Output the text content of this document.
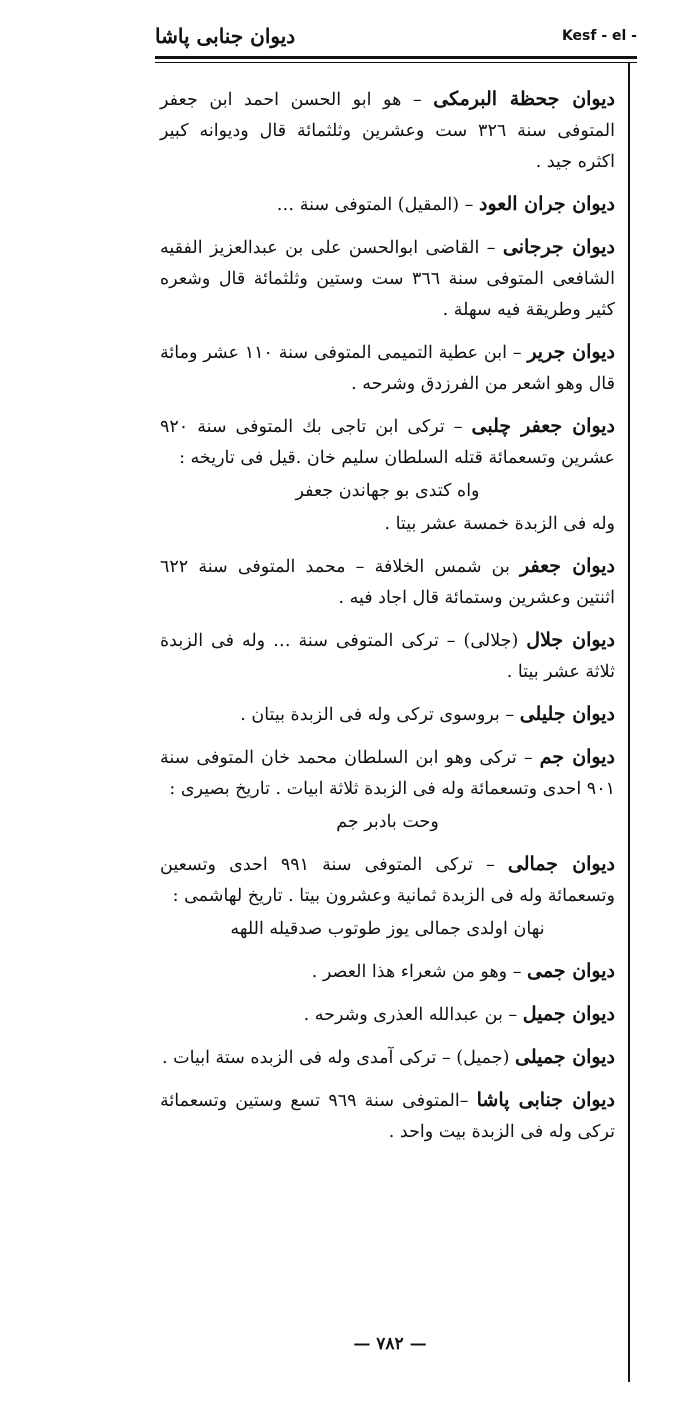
ديوان جنابى پاشا	Kesf - el -
ديوان جحظة البرمكى – هو ابو الحسن احمد ابن جعفر المتوفى سنة ٣٢٦ ست وعشرين وثلثمائة قال وديوانه كبير اكثره جيد .
ديوان جران العود – (المقيل) المتوفى سنة …
ديوان جرجانى – القاضى ابوالحسن على بن عبدالعزيز الفقيه الشافعى المتوفى سنة ٣٦٦ ست وستين وثلثمائة قال وشعره كثير وطريقة فيه سهلة .
ديوان جرير – ابن عطية التميمى المتوفى سنة ١١٠ عشر ومائة قال وهو اشعر من الفرزدق وشرحه .
ديوان جعفر چلبى – تركى ابن تاجى بك المتوفى سنة ٩٢٠ عشرين وتسعمائة قتله السلطان سليم خان .قيل فى تاريخه :
واه كتدى بو جهاندن جعفر
وله فى الزبدة خمسة عشر بيتا .
ديوان جعفر بن شمس الخلافة – محمد المتوفى سنة ٦٢٢ اثنتين وعشرين وستمائة قال اجاد فيه .
ديوان جلال (جلالى) – تركى المتوفى سنة … وله فى الزبدة ثلاثة عشر بيتا .
ديوان جليلى – بروسوى تركى وله فى الزبدة بيتان .
ديوان جم – تركى وهو ابن السلطان محمد خان المتوفى سنة ٩٠١ احدى وتسعمائة وله فى الزبدة ثلاثة ابيات . تاريخ بصيرى :
وحت بادبر جم
ديوان جمالى – تركى المتوفى سنة ٩٩١ احدى وتسعين وتسعمائة وله فى الزبدة ثمانية وعشرون بيتا . تاريخ لهاشمى :
نهان اولدى جمالى يوز طوتوب صدقيله اللهه
ديوان جمى – وهو من شعراء هذا العصر .
ديوان جميل – بن عبدالله العذرى وشرحه .
ديوان جميلى (جميل) – تركى آمدى وله فى الزبده ستة ابيات .
ديوان جنابى پاشا –المتوفى سنة ٩٦٩ تسع وستين وتسعمائة تركى وله فى الزبدة بيت واحد .
— ٧٨٢ —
###
# What is being asked
Write every entry out again exactly, dropping the pictures.

# Task response
Output the text content of this document.
ديوان جنابى پاشا	Kesf - el -
ديوان جحظة البرمكى – هو ابو الحسن احمد ابن جعفر المتوفى سنة ٣٢٦ ست وعشرين وثلثمائة قال وديوانه كبير اكثره جيد .
ديوان جران العود – (المقيل) المتوفى سنة …
ديوان جرجانى – القاضى ابوالحسن على بن عبدالعزيز الفقيه الشافعى المتوفى سنة ٣٦٦ ست وستين وثلثمائة قال وشعره كثير وطريقة فيه سهلة .
ديوان جرير – ابن عطية التميمى المتوفى سنة ١١٠ عشر ومائة قال وهو اشعر من الفرزدق وشرحه .
ديوان جعفر چلبى – تركى ابن تاجى بك المتوفى سنة ٩٢٠ عشرين وتسعمائة قتله السلطان سليم خان .قيل فى تاريخه :
واه كتدى بو جهاندن جعفر
وله فى الزبدة خمسة عشر بيتا .
ديوان جعفر بن شمس الخلافة – محمد المتوفى سنة ٦٢٢ اثنتين وعشرين وستمائة قال اجاد فيه .
ديوان جلال (جلالى) – تركى المتوفى سنة … وله فى الزبدة ثلاثة عشر بيتا .
ديوان جليلى – بروسوى تركى وله فى الزبدة بيتان .
ديوان جم – تركى وهو ابن السلطان محمد خان المتوفى سنة ٩٠١ احدى وتسعمائة وله فى الزبدة ثلاثة ابيات . تاريخ بصيرى :
وحت بادبر جم
ديوان جمالى – تركى المتوفى سنة ٩٩١ احدى وتسعين وتسعمائة وله فى الزبدة ثمانية وعشرون بيتا . تاريخ لهاشمى :
نهان اولدى جمالى يوز طوتوب صدقيله اللهه
ديوان جمى – وهو من شعراء هذا العصر .
ديوان جميل – بن عبدالله العذرى وشرحه .
ديوان جميلى (جميل) – تركى آمدى وله فى الزبده ستة ابيات .
ديوان جنابى پاشا –المتوفى سنة ٩٦٩ تسع وستين وتسعمائة تركى وله فى الزبدة بيت واحد .
— ٧٨٢ —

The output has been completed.